─── DATA FOR THIS TASK ───

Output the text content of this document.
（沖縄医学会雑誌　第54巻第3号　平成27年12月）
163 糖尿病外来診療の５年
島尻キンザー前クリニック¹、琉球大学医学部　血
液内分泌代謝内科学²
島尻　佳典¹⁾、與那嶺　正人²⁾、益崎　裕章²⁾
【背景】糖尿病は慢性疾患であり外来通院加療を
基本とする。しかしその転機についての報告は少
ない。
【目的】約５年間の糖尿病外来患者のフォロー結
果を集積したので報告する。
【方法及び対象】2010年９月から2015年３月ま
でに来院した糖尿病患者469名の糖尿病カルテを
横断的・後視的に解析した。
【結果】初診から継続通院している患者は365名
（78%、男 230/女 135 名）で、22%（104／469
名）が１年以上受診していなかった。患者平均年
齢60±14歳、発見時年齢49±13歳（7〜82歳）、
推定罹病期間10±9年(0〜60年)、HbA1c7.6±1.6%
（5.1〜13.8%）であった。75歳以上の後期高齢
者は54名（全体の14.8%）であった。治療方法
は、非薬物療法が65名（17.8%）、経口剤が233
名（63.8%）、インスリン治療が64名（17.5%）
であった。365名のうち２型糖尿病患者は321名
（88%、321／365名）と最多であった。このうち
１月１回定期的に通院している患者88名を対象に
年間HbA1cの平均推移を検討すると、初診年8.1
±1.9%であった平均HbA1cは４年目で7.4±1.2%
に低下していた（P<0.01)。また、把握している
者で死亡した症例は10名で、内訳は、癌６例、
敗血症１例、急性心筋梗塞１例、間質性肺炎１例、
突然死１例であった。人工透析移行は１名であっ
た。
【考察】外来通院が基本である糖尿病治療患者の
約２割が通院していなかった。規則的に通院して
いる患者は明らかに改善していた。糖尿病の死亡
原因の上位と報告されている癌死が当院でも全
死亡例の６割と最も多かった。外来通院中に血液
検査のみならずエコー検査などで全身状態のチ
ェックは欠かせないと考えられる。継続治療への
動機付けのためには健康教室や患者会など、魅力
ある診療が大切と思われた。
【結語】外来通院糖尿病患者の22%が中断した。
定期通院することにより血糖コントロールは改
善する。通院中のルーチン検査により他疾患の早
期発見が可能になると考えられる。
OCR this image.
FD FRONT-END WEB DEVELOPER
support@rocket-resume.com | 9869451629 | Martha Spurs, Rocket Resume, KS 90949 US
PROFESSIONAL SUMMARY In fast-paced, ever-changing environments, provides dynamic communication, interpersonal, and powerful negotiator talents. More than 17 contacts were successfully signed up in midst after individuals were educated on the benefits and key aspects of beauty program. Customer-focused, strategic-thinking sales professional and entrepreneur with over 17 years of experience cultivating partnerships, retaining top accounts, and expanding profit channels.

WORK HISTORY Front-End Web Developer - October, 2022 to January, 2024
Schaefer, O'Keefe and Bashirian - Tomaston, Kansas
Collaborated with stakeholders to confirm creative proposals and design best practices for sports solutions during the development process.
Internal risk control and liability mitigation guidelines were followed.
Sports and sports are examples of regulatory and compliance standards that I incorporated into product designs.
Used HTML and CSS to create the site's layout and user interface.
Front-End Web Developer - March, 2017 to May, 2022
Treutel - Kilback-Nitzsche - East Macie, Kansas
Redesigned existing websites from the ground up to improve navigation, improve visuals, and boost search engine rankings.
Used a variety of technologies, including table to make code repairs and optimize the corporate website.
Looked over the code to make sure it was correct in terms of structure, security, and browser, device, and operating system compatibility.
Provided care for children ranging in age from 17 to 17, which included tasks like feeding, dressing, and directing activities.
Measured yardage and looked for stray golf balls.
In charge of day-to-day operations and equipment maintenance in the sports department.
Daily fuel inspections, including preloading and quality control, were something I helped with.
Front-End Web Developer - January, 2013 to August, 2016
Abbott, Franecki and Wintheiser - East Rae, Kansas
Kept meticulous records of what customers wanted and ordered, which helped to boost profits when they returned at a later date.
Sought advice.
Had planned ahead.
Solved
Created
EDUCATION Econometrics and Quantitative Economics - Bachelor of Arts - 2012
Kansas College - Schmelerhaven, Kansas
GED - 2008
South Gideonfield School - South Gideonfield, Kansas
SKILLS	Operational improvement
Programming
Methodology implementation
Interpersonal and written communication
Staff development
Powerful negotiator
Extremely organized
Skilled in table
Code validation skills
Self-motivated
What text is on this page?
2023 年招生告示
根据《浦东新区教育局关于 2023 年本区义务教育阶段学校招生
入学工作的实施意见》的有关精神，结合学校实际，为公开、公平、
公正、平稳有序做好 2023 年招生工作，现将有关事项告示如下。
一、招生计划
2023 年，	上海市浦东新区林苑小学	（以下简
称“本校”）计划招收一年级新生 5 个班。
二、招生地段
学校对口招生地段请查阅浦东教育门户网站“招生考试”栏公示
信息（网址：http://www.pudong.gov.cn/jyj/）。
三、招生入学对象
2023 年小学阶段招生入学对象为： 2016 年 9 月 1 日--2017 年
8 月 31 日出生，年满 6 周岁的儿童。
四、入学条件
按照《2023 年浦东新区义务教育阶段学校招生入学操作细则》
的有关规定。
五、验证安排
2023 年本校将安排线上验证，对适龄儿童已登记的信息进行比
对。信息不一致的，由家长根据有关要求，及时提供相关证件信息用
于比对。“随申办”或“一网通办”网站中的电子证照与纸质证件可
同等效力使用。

───

Every entry in the listing must be retyped exactly.

## SOLUTION TO THE PROBLEM
Output the text content of this document.
（沖縄医学会雑誌　第54巻第3号　平成27年12月）
163 糖尿病外来診療の５年
島尻キンザー前クリニック¹、琉球大学医学部　血
液内分泌代謝内科学²
島尻　佳典¹⁾、與那嶺　正人²⁾、益崎　裕章²⁾
【背景】糖尿病は慢性疾患であり外来通院加療を
基本とする。しかしその転機についての報告は少
ない。
【目的】約５年間の糖尿病外来患者のフォロー結
果を集積したので報告する。
【方法及び対象】2010年９月から2015年３月ま
でに来院した糖尿病患者469名の糖尿病カルテを
横断的・後視的に解析した。
【結果】初診から継続通院している患者は365名
（78%、男 230/女 135 名）で、22%（104／469
名）が１年以上受診していなかった。患者平均年
齢60±14歳、発見時年齢49±13歳（7〜82歳）、
推定罹病期間10±9年(0〜60年)、HbA1c7.6±1.6%
（5.1〜13.8%）であった。75歳以上の後期高齢
者は54名（全体の14.8%）であった。治療方法
は、非薬物療法が65名（17.8%）、経口剤が233
名（63.8%）、インスリン治療が64名（17.5%）
であった。365名のうち２型糖尿病患者は321名
（88%、321／365名）と最多であった。このうち
１月１回定期的に通院している患者88名を対象に
年間HbA1cの平均推移を検討すると、初診年8.1
±1.9%であった平均HbA1cは４年目で7.4±1.2%
に低下していた（P<0.01)。また、把握している
者で死亡した症例は10名で、内訳は、癌６例、
敗血症１例、急性心筋梗塞１例、間質性肺炎１例、
突然死１例であった。人工透析移行は１名であっ
た。
【考察】外来通院が基本である糖尿病治療患者の
約２割が通院していなかった。規則的に通院して
いる患者は明らかに改善していた。糖尿病の死亡
原因の上位と報告されている癌死が当院でも全
死亡例の６割と最も多かった。外来通院中に血液
検査のみならずエコー検査などで全身状態のチ
ェックは欠かせないと考えられる。継続治療への
動機付けのためには健康教室や患者会など、魅力
ある診療が大切と思われた。
【結語】外来通院糖尿病患者の22%が中断した。
定期通院することにより血糖コントロールは改
善する。通院中のルーチン検査により他疾患の早
期発見が可能になると考えられる。
OCR this image.
FD FRONT-END WEB DEVELOPER
support@rocket-resume.com | 9869451629 | Martha Spurs, Rocket Resume, KS 90949 US
PROFESSIONAL SUMMARY In fast-paced, ever-changing environments, provides dynamic communication, interpersonal, and powerful negotiator talents. More than 17 contacts were successfully signed up in midst after individuals were educated on the benefits and key aspects of beauty program. Customer-focused, strategic-thinking sales professional and entrepreneur with over 17 years of experience cultivating partnerships, retaining top accounts, and expanding profit channels.

WORK HISTORY Front-End Web Developer - October, 2022 to January, 2024
Schaefer, O'Keefe and Bashirian - Tomaston, Kansas
Collaborated with stakeholders to confirm creative proposals and design best practices for sports solutions during the development process.
Internal risk control and liability mitigation guidelines were followed.
Sports and sports are examples of regulatory and compliance standards that I incorporated into product designs.
Used HTML and CSS to create the site's layout and user interface.
Front-End Web Developer - March, 2017 to May, 2022
Treutel - Kilback-Nitzsche - East Macie, Kansas
Redesigned existing websites from the ground up to improve navigation, improve visuals, and boost search engine rankings.
Used a variety of technologies, including table to make code repairs and optimize the corporate website.
Looked over the code to make sure it was correct in terms of structure, security, and browser, device, and operating system compatibility.
Provided care for children ranging in age from 17 to 17, which included tasks like feeding, dressing, and directing activities.
Measured yardage and looked for stray golf balls.
In charge of day-to-day operations and equipment maintenance in the sports department.
Daily fuel inspections, including preloading and quality control, were something I helped with.
Front-End Web Developer - January, 2013 to August, 2016
Abbott, Franecki and Wintheiser - East Rae, Kansas
Kept meticulous records of what customers wanted and ordered, which helped to boost profits when they returned at a later date.
Sought advice.
Had planned ahead.
Solved
Created
EDUCATION Econometrics and Quantitative Economics - Bachelor of Arts - 2012
Kansas College - Schmelerhaven, Kansas
GED - 2008
South Gideonfield School - South Gideonfield, Kansas
SKILLS	Operational improvement
Programming
Methodology implementation
Interpersonal and written communication
Staff development
Powerful negotiator
Extremely organized
Skilled in table
Code validation skills
Self-motivated
What text is on this page?
2023 年招生告示
根据《浦东新区教育局关于 2023 年本区义务教育阶段学校招生
入学工作的实施意见》的有关精神，结合学校实际，为公开、公平、
公正、平稳有序做好 2023 年招生工作，现将有关事项告示如下。
一、招生计划
2023 年，	上海市浦东新区林苑小学	（以下简
称“本校”）计划招收一年级新生 5 个班。
二、招生地段
学校对口招生地段请查阅浦东教育门户网站“招生考试”栏公示
信息（网址：http://www.pudong.gov.cn/jyj/）。
三、招生入学对象
2023 年小学阶段招生入学对象为： 2016 年 9 月 1 日--2017 年
8 月 31 日出生，年满 6 周岁的儿童。
四、入学条件
按照《2023 年浦东新区义务教育阶段学校招生入学操作细则》
的有关规定。
五、验证安排
2023 年本校将安排线上验证，对适龄儿童已登记的信息进行比
对。信息不一致的，由家长根据有关要求，及时提供相关证件信息用
于比对。“随申办”或“一网通办”网站中的电子证照与纸质证件可
同等效力使用。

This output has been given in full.